[Task to complete]: Your answer should be a single number: how many lines in the data below hold the string "низу".

*** Provided material ***

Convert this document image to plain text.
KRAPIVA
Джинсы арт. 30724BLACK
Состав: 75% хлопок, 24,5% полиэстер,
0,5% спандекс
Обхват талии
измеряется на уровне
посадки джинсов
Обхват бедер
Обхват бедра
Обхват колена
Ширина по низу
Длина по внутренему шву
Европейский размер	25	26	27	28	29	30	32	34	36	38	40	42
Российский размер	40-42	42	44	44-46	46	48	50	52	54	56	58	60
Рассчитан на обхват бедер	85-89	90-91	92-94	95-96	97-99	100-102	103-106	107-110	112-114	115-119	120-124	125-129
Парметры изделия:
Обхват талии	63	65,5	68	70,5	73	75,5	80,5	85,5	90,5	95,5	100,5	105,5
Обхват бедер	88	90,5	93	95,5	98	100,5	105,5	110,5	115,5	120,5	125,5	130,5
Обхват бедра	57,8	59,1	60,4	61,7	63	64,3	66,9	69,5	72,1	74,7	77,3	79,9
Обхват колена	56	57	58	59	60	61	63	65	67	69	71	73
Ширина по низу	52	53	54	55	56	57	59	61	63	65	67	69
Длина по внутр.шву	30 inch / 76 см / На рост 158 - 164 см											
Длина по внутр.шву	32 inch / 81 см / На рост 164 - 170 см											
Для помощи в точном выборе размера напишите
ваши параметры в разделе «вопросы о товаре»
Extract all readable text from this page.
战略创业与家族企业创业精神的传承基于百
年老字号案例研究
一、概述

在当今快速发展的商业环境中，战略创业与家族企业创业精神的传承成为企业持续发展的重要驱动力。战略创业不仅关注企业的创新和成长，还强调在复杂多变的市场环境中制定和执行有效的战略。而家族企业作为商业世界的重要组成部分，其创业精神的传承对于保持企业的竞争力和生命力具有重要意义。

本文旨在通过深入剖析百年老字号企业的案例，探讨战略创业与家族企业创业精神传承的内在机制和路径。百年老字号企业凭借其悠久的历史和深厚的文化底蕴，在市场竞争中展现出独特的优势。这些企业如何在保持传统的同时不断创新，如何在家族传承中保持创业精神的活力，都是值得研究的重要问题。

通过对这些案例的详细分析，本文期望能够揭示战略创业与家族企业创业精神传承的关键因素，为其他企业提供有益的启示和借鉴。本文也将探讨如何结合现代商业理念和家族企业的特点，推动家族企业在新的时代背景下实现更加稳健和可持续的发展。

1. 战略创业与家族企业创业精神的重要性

***

[Output below]: 2